*Work required*
Show all lines holding "JSON".

--- begin Input data ---

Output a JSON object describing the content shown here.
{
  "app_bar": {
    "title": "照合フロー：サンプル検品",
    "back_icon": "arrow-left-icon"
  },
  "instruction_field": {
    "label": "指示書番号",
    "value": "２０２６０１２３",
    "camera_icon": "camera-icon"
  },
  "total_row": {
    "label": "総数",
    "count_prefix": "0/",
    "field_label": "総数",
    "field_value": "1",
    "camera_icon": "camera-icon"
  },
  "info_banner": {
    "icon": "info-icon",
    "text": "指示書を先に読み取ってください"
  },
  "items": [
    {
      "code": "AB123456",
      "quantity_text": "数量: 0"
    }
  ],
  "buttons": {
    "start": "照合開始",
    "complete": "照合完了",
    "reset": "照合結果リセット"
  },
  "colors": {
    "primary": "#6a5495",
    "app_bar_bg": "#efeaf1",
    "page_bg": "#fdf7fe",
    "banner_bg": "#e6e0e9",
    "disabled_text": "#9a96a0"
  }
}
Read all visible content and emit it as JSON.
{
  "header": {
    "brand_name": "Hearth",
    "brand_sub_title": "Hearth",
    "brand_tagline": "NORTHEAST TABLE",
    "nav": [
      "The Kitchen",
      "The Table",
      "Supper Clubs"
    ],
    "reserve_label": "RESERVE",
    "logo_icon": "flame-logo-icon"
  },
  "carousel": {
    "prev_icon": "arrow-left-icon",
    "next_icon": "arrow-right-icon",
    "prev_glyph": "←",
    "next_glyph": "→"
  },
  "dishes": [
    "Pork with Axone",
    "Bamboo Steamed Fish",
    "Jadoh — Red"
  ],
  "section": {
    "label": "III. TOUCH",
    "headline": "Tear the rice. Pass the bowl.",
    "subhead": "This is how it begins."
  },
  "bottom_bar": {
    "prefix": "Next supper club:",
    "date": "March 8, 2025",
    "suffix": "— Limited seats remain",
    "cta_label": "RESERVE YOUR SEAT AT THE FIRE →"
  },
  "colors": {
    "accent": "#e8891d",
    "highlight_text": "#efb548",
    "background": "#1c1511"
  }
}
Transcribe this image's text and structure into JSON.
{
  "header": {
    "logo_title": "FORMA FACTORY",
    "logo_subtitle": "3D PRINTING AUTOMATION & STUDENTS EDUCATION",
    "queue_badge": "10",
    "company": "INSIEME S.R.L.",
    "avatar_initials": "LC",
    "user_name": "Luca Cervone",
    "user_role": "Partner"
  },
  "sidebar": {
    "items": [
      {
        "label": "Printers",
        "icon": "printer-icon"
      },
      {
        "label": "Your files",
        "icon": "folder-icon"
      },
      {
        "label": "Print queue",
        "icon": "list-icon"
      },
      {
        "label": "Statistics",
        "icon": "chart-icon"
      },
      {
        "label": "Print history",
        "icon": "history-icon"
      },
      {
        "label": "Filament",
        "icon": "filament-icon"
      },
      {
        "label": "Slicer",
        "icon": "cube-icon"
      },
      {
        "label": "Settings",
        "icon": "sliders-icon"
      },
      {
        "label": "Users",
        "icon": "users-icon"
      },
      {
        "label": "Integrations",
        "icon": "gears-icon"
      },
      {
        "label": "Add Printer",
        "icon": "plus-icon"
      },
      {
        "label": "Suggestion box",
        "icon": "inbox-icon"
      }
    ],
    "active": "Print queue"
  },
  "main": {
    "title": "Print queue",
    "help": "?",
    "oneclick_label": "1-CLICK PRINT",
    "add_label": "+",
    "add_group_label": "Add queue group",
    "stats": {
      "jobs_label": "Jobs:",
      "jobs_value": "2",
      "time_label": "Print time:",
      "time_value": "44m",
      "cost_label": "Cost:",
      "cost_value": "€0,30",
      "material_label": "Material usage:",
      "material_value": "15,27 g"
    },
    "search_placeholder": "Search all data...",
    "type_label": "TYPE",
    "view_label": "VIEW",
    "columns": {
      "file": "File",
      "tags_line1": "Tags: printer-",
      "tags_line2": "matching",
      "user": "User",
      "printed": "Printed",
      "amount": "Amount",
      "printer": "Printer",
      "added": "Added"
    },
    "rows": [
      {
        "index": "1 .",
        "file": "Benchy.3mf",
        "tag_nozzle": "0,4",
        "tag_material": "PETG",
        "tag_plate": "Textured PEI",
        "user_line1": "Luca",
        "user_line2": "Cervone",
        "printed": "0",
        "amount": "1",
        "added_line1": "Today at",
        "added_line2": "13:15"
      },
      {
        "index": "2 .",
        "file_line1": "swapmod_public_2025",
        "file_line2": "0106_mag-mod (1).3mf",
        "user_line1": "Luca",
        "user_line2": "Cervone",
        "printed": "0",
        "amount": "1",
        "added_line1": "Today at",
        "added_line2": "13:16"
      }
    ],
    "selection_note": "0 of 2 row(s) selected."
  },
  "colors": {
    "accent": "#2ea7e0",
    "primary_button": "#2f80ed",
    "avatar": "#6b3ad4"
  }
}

--- end Input data ---

*Answer to this task*
Output a JSON object describing the content shown here.
Read all visible content and emit it as JSON.
Transcribe this image's text and structure into JSON.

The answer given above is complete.